What this task involves: Retype every line of the following entries without any changes.

Layout annotation data:
»»

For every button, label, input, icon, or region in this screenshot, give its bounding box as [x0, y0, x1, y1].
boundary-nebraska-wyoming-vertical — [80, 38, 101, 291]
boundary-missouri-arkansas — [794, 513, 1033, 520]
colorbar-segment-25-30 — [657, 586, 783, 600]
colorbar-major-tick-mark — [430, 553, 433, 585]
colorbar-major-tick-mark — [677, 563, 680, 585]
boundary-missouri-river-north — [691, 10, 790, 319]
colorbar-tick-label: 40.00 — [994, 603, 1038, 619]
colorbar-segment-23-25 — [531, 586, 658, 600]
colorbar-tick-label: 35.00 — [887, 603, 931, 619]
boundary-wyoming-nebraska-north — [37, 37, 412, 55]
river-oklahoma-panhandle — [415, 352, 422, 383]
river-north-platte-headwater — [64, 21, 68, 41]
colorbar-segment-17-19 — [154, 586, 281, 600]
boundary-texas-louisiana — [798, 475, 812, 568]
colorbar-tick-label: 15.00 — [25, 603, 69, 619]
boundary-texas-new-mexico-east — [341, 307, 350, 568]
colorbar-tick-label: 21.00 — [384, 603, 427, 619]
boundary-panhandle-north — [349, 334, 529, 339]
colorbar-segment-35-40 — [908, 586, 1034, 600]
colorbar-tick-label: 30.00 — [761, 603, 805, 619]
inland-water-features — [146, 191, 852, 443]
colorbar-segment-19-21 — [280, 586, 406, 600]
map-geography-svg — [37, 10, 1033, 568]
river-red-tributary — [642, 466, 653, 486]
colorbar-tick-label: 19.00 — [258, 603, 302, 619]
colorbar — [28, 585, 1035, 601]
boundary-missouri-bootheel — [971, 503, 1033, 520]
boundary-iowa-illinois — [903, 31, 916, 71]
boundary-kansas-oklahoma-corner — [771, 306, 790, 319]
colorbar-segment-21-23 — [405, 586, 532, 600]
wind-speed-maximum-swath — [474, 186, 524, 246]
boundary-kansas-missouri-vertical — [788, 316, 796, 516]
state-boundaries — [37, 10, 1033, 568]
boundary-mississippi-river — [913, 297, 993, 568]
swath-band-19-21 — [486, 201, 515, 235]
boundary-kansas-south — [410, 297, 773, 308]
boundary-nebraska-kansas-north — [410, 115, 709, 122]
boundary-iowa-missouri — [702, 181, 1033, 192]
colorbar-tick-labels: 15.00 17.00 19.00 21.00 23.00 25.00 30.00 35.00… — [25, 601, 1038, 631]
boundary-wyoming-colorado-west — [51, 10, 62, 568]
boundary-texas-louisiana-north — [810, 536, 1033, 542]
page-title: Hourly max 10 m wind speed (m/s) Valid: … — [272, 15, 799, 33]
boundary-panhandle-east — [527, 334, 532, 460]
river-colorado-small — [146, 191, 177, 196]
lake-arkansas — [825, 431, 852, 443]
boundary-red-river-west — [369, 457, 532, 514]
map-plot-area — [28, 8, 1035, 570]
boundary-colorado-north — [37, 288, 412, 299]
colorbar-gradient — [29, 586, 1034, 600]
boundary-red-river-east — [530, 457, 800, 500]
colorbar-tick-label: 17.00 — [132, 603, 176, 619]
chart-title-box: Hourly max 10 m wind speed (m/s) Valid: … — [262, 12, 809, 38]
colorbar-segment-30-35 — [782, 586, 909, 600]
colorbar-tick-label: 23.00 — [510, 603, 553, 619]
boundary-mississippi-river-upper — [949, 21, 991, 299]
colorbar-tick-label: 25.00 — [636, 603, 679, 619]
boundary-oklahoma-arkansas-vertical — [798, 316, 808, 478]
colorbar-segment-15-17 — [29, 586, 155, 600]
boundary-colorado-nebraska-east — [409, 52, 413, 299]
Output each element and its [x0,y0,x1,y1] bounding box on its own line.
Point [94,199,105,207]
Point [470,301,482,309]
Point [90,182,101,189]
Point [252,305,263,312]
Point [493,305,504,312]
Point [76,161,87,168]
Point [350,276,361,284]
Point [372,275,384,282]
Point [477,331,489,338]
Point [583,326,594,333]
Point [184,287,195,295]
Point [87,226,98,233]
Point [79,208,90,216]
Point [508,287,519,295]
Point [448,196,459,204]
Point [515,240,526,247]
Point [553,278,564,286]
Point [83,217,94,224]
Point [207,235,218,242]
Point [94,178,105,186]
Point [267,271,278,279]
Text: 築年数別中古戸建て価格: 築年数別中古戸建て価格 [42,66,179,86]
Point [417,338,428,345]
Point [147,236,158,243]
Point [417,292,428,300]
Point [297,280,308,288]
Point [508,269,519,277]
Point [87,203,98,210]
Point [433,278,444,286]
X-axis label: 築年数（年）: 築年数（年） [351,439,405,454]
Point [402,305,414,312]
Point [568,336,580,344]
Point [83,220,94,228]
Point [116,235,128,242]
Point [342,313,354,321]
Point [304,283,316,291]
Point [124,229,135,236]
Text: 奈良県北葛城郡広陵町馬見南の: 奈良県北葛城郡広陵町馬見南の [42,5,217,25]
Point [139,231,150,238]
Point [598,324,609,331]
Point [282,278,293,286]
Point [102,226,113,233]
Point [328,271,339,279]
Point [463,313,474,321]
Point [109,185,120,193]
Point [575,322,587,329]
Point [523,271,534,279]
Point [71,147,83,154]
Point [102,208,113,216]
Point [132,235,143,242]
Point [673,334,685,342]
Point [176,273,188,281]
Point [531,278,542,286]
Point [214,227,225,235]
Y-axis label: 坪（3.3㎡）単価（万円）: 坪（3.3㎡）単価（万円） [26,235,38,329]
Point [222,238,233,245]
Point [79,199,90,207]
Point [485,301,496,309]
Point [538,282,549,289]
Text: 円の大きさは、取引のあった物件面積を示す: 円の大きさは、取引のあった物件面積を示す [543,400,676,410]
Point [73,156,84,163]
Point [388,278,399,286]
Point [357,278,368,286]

««

Solution below:
For every button, label, input, icon, or region in this screenshot, give its bounding box as [x0, y0, x1, y1].
boundary-nebraska-wyoming-vertical — [80, 38, 101, 291]
boundary-missouri-arkansas — [794, 513, 1033, 520]
colorbar-segment-25-30 — [657, 586, 783, 600]
colorbar-major-tick-mark — [430, 553, 433, 585]
colorbar-major-tick-mark — [677, 563, 680, 585]
boundary-missouri-river-north — [691, 10, 790, 319]
colorbar-tick-label: 40.00 — [994, 603, 1038, 619]
colorbar-segment-23-25 — [531, 586, 658, 600]
colorbar-tick-label: 35.00 — [887, 603, 931, 619]
boundary-wyoming-nebraska-north — [37, 37, 412, 55]
river-oklahoma-panhandle — [415, 352, 422, 383]
river-north-platte-headwater — [64, 21, 68, 41]
colorbar-segment-17-19 — [154, 586, 281, 600]
boundary-texas-louisiana — [798, 475, 812, 568]
colorbar-tick-label: 15.00 — [25, 603, 69, 619]
boundary-texas-new-mexico-east — [341, 307, 350, 568]
colorbar-tick-label: 21.00 — [384, 603, 427, 619]
boundary-panhandle-north — [349, 334, 529, 339]
colorbar-segment-35-40 — [908, 586, 1034, 600]
colorbar-tick-label: 30.00 — [761, 603, 805, 619]
inland-water-features — [146, 191, 852, 443]
colorbar-segment-19-21 — [280, 586, 406, 600]
map-geography-svg — [37, 10, 1033, 568]
river-red-tributary — [642, 466, 653, 486]
colorbar-tick-label: 19.00 — [258, 603, 302, 619]
colorbar — [28, 585, 1035, 601]
boundary-missouri-bootheel — [971, 503, 1033, 520]
boundary-iowa-illinois — [903, 31, 916, 71]
boundary-kansas-oklahoma-corner — [771, 306, 790, 319]
colorbar-segment-21-23 — [405, 586, 532, 600]
wind-speed-maximum-swath — [474, 186, 524, 246]
boundary-kansas-missouri-vertical — [788, 316, 796, 516]
state-boundaries — [37, 10, 1033, 568]
boundary-mississippi-river — [913, 297, 993, 568]
swath-band-19-21 — [486, 201, 515, 235]
boundary-kansas-south — [410, 297, 773, 308]
boundary-nebraska-kansas-north — [410, 115, 709, 122]
boundary-iowa-missouri — [702, 181, 1033, 192]
colorbar-tick-labels: 15.00 17.00 19.00 21.00 23.00 25.00 30.00 35.00… — [25, 601, 1038, 631]
boundary-wyoming-colorado-west — [51, 10, 62, 568]
boundary-texas-louisiana-north — [810, 536, 1033, 542]
page-title: Hourly max 10 m wind speed (m/s) Valid: … — [272, 15, 799, 33]
boundary-panhandle-east — [527, 334, 532, 460]
river-colorado-small — [146, 191, 177, 196]
lake-arkansas — [825, 431, 852, 443]
boundary-red-river-west — [369, 457, 532, 514]
map-plot-area — [28, 8, 1035, 570]
boundary-colorado-north — [37, 288, 412, 299]
colorbar-gradient — [29, 586, 1034, 600]
boundary-red-river-east — [530, 457, 800, 500]
colorbar-tick-label: 17.00 — [132, 603, 176, 619]
chart-title-box: Hourly max 10 m wind speed (m/s) Valid: … — [262, 12, 809, 38]
colorbar-segment-30-35 — [782, 586, 909, 600]
colorbar-tick-label: 23.00 — [510, 603, 553, 619]
boundary-mississippi-river-upper — [949, 21, 991, 299]
colorbar-tick-label: 25.00 — [636, 603, 679, 619]
boundary-oklahoma-arkansas-vertical — [798, 316, 808, 478]
colorbar-segment-15-17 — [29, 586, 155, 600]
boundary-colorado-nebraska-east — [409, 52, 413, 299]
Output each element and its [x0,y0,x1,y1] bounding box on its own line.
Point [94,199,105,207]
Point [470,301,482,309]
Point [90,182,101,189]
Point [252,305,263,312]
Point [493,305,504,312]
Point [76,161,87,168]
Point [350,276,361,284]
Point [372,275,384,282]
Point [477,331,489,338]
Point [583,326,594,333]
Point [184,287,195,295]
Point [87,226,98,233]
Point [79,208,90,216]
Point [508,287,519,295]
Point [448,196,459,204]
Point [515,240,526,247]
Point [553,278,564,286]
Point [83,217,94,224]
Point [207,235,218,242]
Point [94,178,105,186]
Point [267,271,278,279]
Text: 築年数別中古戸建て価格: 築年数別中古戸建て価格 [42,66,179,86]
Point [417,338,428,345]
Point [147,236,158,243]
Point [417,292,428,300]
Point [297,280,308,288]
Point [508,269,519,277]
Point [87,203,98,210]
Point [433,278,444,286]
X-axis label: 築年数（年）: 築年数（年） [351,439,405,454]
Point [402,305,414,312]
Point [568,336,580,344]
Point [83,220,94,228]
Point [116,235,128,242]
Point [342,313,354,321]
Point [304,283,316,291]
Point [124,229,135,236]
Text: 奈良県北葛城郡広陵町馬見南の: 奈良県北葛城郡広陵町馬見南の [42,5,217,25]
Point [139,231,150,238]
Point [598,324,609,331]
Point [282,278,293,286]
Point [102,226,113,233]
Point [328,271,339,279]
Point [463,313,474,321]
Point [109,185,120,193]
Point [575,322,587,329]
Point [523,271,534,279]
Point [71,147,83,154]
Point [102,208,113,216]
Point [132,235,143,242]
Point [673,334,685,342]
Point [176,273,188,281]
Point [531,278,542,286]
Point [214,227,225,235]
Y-axis label: 坪（3.3㎡）単価（万円）: 坪（3.3㎡）単価（万円） [26,235,38,329]
Point [222,238,233,245]
Point [79,199,90,207]
Point [485,301,496,309]
Point [538,282,549,289]
Text: 円の大きさは、取引のあった物件面積を示す: 円の大きさは、取引のあった物件面積を示す [543,400,676,410]
Point [73,156,84,163]
Point [388,278,399,286]
Point [357,278,368,286]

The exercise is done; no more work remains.